- [Given exercise]
Collect all lines from the records below that include the word "name".

Entries from a dataset
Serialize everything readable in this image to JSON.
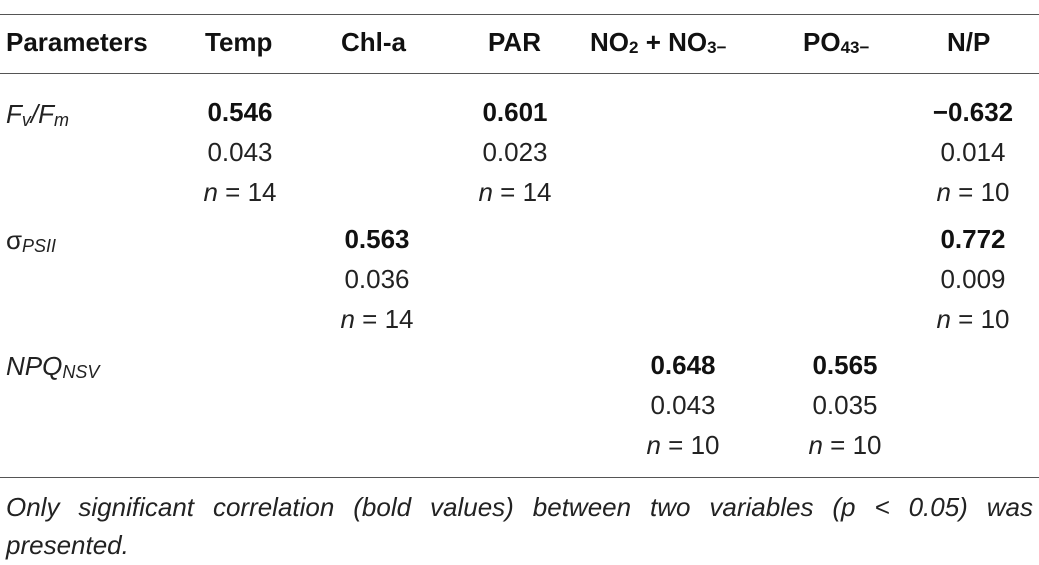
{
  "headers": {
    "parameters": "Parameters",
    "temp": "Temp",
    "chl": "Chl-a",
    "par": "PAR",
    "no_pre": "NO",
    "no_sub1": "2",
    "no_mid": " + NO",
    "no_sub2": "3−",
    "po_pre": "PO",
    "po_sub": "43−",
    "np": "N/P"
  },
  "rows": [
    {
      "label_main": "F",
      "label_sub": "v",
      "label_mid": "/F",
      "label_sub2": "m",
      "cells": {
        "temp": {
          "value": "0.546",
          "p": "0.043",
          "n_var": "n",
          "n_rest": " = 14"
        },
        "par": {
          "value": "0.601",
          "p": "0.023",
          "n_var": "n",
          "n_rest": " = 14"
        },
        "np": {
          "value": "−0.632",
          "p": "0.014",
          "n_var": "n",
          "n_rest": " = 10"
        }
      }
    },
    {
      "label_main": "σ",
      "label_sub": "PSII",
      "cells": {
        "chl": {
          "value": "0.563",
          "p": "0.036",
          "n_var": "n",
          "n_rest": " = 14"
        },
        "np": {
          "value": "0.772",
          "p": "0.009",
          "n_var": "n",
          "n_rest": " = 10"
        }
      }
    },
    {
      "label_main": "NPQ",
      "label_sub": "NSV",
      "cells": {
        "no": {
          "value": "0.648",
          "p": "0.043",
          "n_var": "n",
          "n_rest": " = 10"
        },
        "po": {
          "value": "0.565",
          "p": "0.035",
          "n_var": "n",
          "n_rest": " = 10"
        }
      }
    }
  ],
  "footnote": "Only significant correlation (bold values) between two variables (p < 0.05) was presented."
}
==
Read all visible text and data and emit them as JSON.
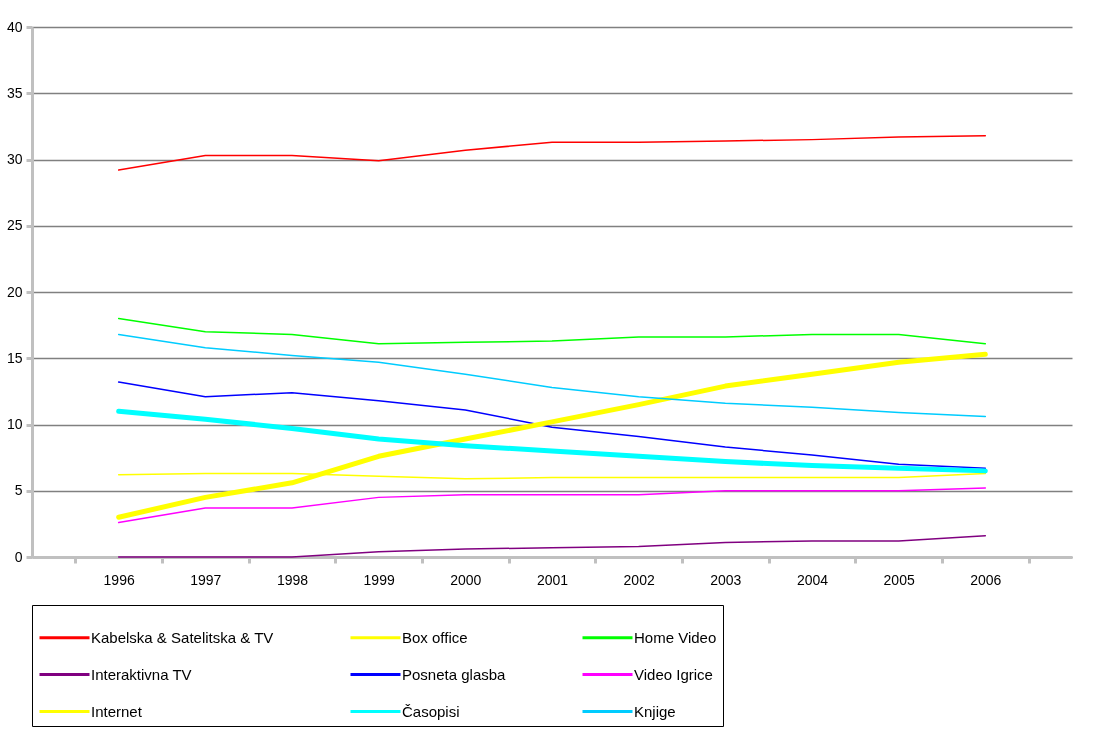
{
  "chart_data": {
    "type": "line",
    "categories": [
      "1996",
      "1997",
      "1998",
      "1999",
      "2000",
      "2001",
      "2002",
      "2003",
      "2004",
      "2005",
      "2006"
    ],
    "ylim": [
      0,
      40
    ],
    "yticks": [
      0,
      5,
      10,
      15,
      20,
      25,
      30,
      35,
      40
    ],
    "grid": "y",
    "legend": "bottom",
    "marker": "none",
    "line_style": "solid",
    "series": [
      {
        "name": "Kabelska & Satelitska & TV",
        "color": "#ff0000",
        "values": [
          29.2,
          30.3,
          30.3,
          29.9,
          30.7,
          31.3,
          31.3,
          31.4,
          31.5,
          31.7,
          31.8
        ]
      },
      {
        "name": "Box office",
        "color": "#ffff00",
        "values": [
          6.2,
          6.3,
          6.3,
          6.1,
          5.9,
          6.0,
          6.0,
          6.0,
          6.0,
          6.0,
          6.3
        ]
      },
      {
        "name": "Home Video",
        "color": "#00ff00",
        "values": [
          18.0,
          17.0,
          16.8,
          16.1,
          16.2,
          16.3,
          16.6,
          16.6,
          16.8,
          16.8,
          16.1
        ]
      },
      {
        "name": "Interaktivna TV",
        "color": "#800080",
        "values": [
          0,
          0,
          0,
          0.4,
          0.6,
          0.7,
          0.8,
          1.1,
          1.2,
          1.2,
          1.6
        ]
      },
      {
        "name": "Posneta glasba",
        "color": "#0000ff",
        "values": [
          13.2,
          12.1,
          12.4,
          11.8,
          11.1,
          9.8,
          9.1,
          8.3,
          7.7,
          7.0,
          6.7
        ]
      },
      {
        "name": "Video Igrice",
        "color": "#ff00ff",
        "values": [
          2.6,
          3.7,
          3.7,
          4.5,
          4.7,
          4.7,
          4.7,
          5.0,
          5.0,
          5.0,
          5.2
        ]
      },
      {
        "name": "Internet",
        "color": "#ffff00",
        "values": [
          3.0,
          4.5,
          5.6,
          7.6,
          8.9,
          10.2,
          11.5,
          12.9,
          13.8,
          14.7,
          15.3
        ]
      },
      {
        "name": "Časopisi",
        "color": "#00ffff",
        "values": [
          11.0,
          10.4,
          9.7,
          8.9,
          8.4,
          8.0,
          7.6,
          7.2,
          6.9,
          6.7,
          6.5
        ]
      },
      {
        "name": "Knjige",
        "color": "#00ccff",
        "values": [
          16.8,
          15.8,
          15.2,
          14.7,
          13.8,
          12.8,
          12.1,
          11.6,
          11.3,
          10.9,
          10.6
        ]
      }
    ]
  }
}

- [Full solution]
        "name": "Kabelska & Satelitska & TV",
        "name": "Box office",
        "name": "Home Video",
        "name": "Interaktivna TV",
        "name": "Posneta glasba",
        "name": "Video Igrice",
        "name": "Internet",
        "name": "Časopisi",
        "name": "Knjige",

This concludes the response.